# Homemade Sauerkraut



## oldcoot (Apr 3, 2003)

That canned stuff sold in the stores is, in my opinion, a far cry from "real" sauerkraut.  I hadn't had the real stuff since leaving Missouri 15 years ago, where an Austrian neighbor farmer treated us to his excellent 'kraut, and showed me how he made it.


So, a couple of months ago, I decided to make some.  The only crock I have is a big 5 gallon job, so I wound up using ten heads of cabbage.  That will be enough to last at least a year! 

It tokk over an hour to shred all that cabbage, using my cabbage shredder (from Missouri).  Then, into that clean crock (you have to use ceramic, glass, or wood - no metals, please!!)   Tossed in a couple of inches of cabbage, then a good handful of coarse salt, then more cabbage,, more salt,  until the crock was close to full.  Filled it with water, sloshed it up and down a few times to ensure the salt water got all through the cabbage, then put a dinner plate on top and weighted it with a clean round river rock  Covered the top with a clean cotton towel, and put it outside (in a cool, shady spot) to ferment.  (Don’t try this in the house – it smells awful for the first month)

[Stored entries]
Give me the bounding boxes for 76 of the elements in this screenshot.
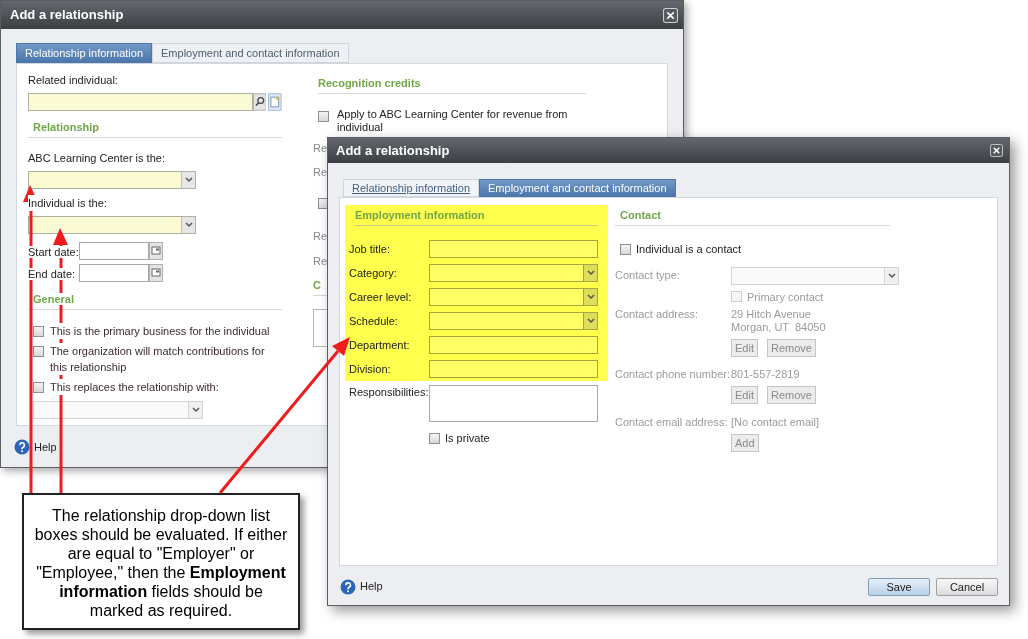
- button[interactable]: Cancel: [936, 577, 998, 596]
- field-label: Schedule:: [349, 313, 399, 329]
- dropdown[interactable]: [429, 288, 598, 306]
- search-icon[interactable]: [252, 93, 267, 111]
- tab[interactable]: Relationship information: [16, 43, 152, 63]
- field-label: Job title:: [349, 241, 391, 257]
- section-heading: Employment information: [355, 207, 598, 226]
- calendar-icon[interactable]: [149, 242, 163, 260]
- section-heading: Recognition credits: [318, 75, 586, 94]
- dialog-title: Add a relationship: [10, 6, 124, 25]
- chevron-down-icon: [184, 177, 193, 183]
- field-label: Department:: [349, 337, 411, 353]
- text-input[interactable]: [429, 240, 598, 258]
- checkbox[interactable]: [33, 346, 44, 357]
- checkbox-label: Individual is a contact: [636, 242, 742, 257]
- field-label: Contact email address:: [615, 416, 729, 429]
- field-label: Contact address:: [615, 308, 700, 321]
- help-link[interactable]: Help: [360, 578, 383, 595]
- field-value: 801-557-2819: [731, 368, 801, 381]
- dropdown[interactable]: [429, 312, 598, 330]
- field-label: Division:: [349, 361, 392, 377]
- tab[interactable]: Relationship information: [343, 179, 479, 197]
- button[interactable]: Save: [868, 577, 930, 596]
- text-input[interactable]: [28, 93, 253, 111]
- checkbox-label: This replaces the relationship with:: [50, 379, 219, 395]
- checkbox[interactable]: [318, 111, 329, 122]
- chevron-down-icon: [887, 272, 896, 279]
- calendar-icon[interactable]: [149, 264, 163, 282]
- close-button[interactable]: [990, 144, 1003, 157]
- text-input[interactable]: [429, 360, 598, 378]
- field-label: Re: [313, 141, 328, 156]
- field-value: [No contact email]: [731, 416, 820, 429]
- text-area[interactable]: [429, 385, 598, 422]
- date-input[interactable]: [79, 242, 149, 260]
- field-label: End date:: [28, 268, 76, 280]
- field-label: Re: [313, 229, 328, 244]
- chevron-down-icon: [184, 222, 193, 228]
- field-label: Re: [313, 254, 328, 269]
- field-label: Re: [313, 165, 328, 180]
- section-heading: Contact: [615, 207, 890, 226]
- chevron-down-icon: [191, 407, 200, 413]
- callout-note: The relationship drop-down list boxes should be evaluated. If either are equal to "Employer" or "Employee," then the Employment information fields should be marked as required.: [22, 493, 300, 630]
- field-value: Morgan, UT 84050: [731, 321, 826, 334]
- field-label: Responsibilities:: [349, 385, 429, 399]
- close-button[interactable]: [663, 7, 678, 23]
- section-heading: Relationship: [28, 119, 282, 138]
- checkbox-label: Primary contact: [747, 289, 824, 305]
- checkbox-label: Apply to ABC Learning Center for revenue from individual: [337, 108, 569, 134]
- help-link[interactable]: Help: [34, 438, 57, 456]
- checkbox[interactable]: [33, 382, 44, 393]
- checkbox-label: Is private: [445, 431, 490, 446]
- checkbox[interactable]: [429, 432, 440, 444]
- chevron-down-icon: [586, 270, 595, 276]
- dropdown[interactable]: [731, 266, 899, 285]
- dialog-title: Add a relationship: [336, 141, 450, 160]
- checkbox[interactable]: [33, 326, 44, 337]
- dropdown[interactable]: [28, 216, 196, 234]
- field-label: Individual is the:: [28, 195, 107, 211]
- help-icon[interactable]: [14, 439, 30, 455]
- dropdown[interactable]: [429, 264, 598, 282]
- date-input[interactable]: [79, 264, 149, 282]
- field-label: Contact phone number:: [615, 368, 731, 381]
- checkbox-label: This is the primary business for the individual: [50, 323, 270, 339]
- section-heading: General: [33, 293, 74, 305]
- dropdown[interactable]: [28, 171, 196, 189]
- field-label: Related individual:: [28, 73, 119, 88]
- field-value: 29 Hitch Avenue: [731, 308, 812, 321]
- field-label: Start date:: [28, 246, 79, 258]
- text-input[interactable]: [429, 336, 598, 354]
- tab[interactable]: Employment and contact information: [479, 179, 676, 197]
- checkbox[interactable]: [620, 243, 631, 255]
- tab[interactable]: Employment and contact information: [152, 43, 349, 63]
- field-label: Contact type:: [615, 269, 681, 282]
- help-icon[interactable]: [340, 578, 356, 595]
- chevron-down-icon: [586, 318, 595, 324]
- chevron-down-icon: [586, 294, 595, 300]
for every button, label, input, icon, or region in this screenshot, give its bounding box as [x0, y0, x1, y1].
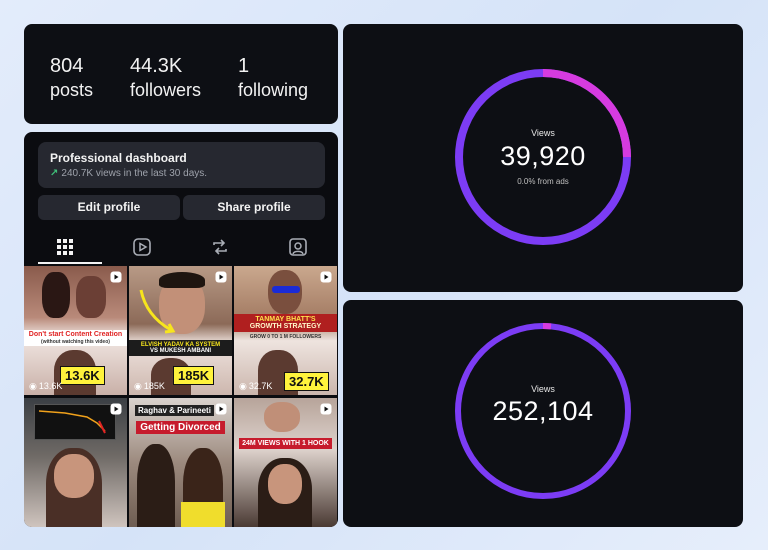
posts-stat[interactable]: 804 posts — [50, 54, 93, 102]
views-badge: 13.6K — [60, 366, 105, 385]
profile-tabs — [24, 232, 338, 262]
eye-icon: ◉ — [239, 381, 247, 391]
post-tile[interactable]: ELVISH YADAV KA SYSTEM VS MUKESH AMBANI … — [129, 266, 232, 395]
post-tile[interactable] — [24, 398, 127, 527]
view-count: ◉ 32.7K — [239, 381, 272, 392]
eye-icon: ◉ — [29, 381, 37, 391]
views-badge: 32.7K — [284, 372, 329, 391]
eye-icon: ◉ — [134, 381, 142, 391]
thumbnail-headphones — [272, 286, 300, 293]
post-caption-text: TANMAY BHATT'S — [255, 316, 316, 323]
share-profile-button[interactable]: Share profile — [183, 195, 325, 220]
views-card: Views 252,104 — [343, 300, 743, 527]
thumbnail-face — [264, 402, 300, 432]
thumbnail-figure — [76, 276, 106, 318]
thumbnail-figure — [42, 272, 70, 318]
edit-profile-button[interactable]: Edit profile — [38, 195, 180, 220]
reel-icon — [215, 403, 227, 415]
view-count-text: 185K — [143, 381, 165, 391]
post-tile[interactable]: Don't start Content Creation (without wa… — [24, 266, 127, 395]
posts-grid: Don't start Content Creation (without wa… — [24, 266, 338, 527]
view-count: ◉ 185K — [134, 381, 165, 392]
post-caption-sub: Getting Divorced — [136, 421, 225, 434]
reel-icon — [320, 403, 332, 415]
reel-icon — [110, 271, 122, 283]
post-caption-text: Raghav & Parineeti — [135, 405, 214, 416]
post-caption: ELVISH YADAV KA SYSTEM VS MUKESH AMBANI — [129, 340, 232, 356]
views-total: 252,104 — [492, 396, 594, 426]
post-caption-text: Don't start Content Creation — [28, 331, 123, 338]
ring-label: Views — [531, 384, 555, 394]
trend-up-icon: ↗ — [50, 168, 59, 179]
thumbnail-outfit — [181, 502, 225, 527]
dashboard-subtitle-text: 240.7K views in the last 30 days. — [61, 168, 208, 179]
trend-line-icon — [38, 410, 106, 434]
post-tile[interactable]: 24M VIEWS WITH 1 HOOK — [234, 398, 337, 527]
grid-icon[interactable] — [54, 236, 76, 258]
view-count-text: 13.6K — [38, 381, 63, 391]
post-caption-text: 24M VIEWS WITH 1 HOOK — [239, 438, 332, 449]
post-tile[interactable]: TANMAY BHATT'S GROWTH STRATEGY GROW 0 TO… — [234, 266, 337, 395]
reposts-icon[interactable] — [209, 236, 231, 258]
following-count: 1 — [238, 55, 250, 77]
post-caption-sub: (without watching this video) — [41, 339, 110, 345]
post-caption-sub: VS MUKESH AMBANI — [149, 348, 212, 354]
ads-share: 0.0% from ads — [517, 177, 569, 186]
professional-dashboard[interactable]: Professional dashboard ↗ 240.7K views in … — [38, 142, 325, 188]
reel-icon — [215, 271, 227, 283]
posts-count: 804 — [50, 55, 84, 77]
following-label: following — [238, 80, 309, 100]
posts-label: posts — [50, 80, 94, 100]
tagged-icon[interactable] — [287, 236, 309, 258]
profile-panel: Professional dashboard ↗ 240.7K views in … — [24, 132, 338, 527]
reel-icon — [320, 271, 332, 283]
thumbnail-face — [54, 454, 94, 498]
views-total: 39,920 — [500, 141, 586, 171]
dashboard-subtitle: ↗ 240.7K views in the last 30 days. — [50, 168, 313, 179]
thumbnail-figure — [137, 444, 175, 527]
reel-icon — [110, 403, 122, 415]
post-caption: Don't start Content Creation (without wa… — [24, 330, 127, 346]
following-stat[interactable]: 1 following — [238, 54, 308, 102]
followers-label: followers — [130, 80, 202, 100]
reels-icon[interactable] — [131, 236, 153, 258]
profile-stats: 804 posts 44.3K followers 1 following — [24, 24, 338, 124]
post-caption: TANMAY BHATT'S GROWTH STRATEGY — [234, 314, 337, 332]
thumbnail-chart — [34, 404, 116, 440]
dashboard-title: Professional dashboard — [50, 151, 187, 165]
post-caption-sub: GROWTH STRATEGY — [249, 323, 322, 330]
post-tile[interactable]: Raghav & Parineeti Getting Divorced — [129, 398, 232, 527]
views-badge: 185K — [173, 366, 215, 385]
post-caption-extra: GROW 0 TO 1 M FOLLOWERS — [249, 334, 322, 340]
thumbnail-face — [268, 464, 302, 504]
followers-stat[interactable]: 44.3K followers — [130, 54, 201, 102]
arrow-annotation-icon — [139, 289, 176, 334]
views-card: Views 39,920 0.0% from ads — [343, 24, 743, 292]
ring-label: Views — [531, 128, 555, 138]
view-count-text: 32.7K — [248, 381, 273, 391]
active-tab-indicator — [38, 262, 102, 264]
view-count: ◉ 13.6K — [29, 381, 62, 392]
post-caption: 24M VIEWS WITH 1 HOOK — [234, 438, 337, 449]
post-caption-sub-wrap: Getting Divorced — [129, 421, 232, 434]
followers-count: 44.3K — [130, 55, 183, 77]
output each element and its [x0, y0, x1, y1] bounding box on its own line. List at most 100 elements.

Required work. Write out everything in the sauerkraut post from "It tokk over" down to "the first month)", substituting "saucer" for "dinner plate".

Response for this exercise.
It tokk over an hour to shred all that cabbage, using my cabbage shredder (from Missouri).  Then, into that clean crock (you have to use ceramic, glass, or wood - no metals, please!!)   Tossed in a couple of inches of cabbage, then a good handful of coarse salt, then more cabbage,, more salt,  until the crock was close to full.  Filled it with water, sloshed it up and down a few times to ensure the salt water got all through the cabbage, then put a saucer on top and weighted it with a clean round river rock  Covered the top with a clean cotton towel, and put it outside (in a cool, shady spot) to ferment.  (Don’t try this in the house – it smells awful for the first month)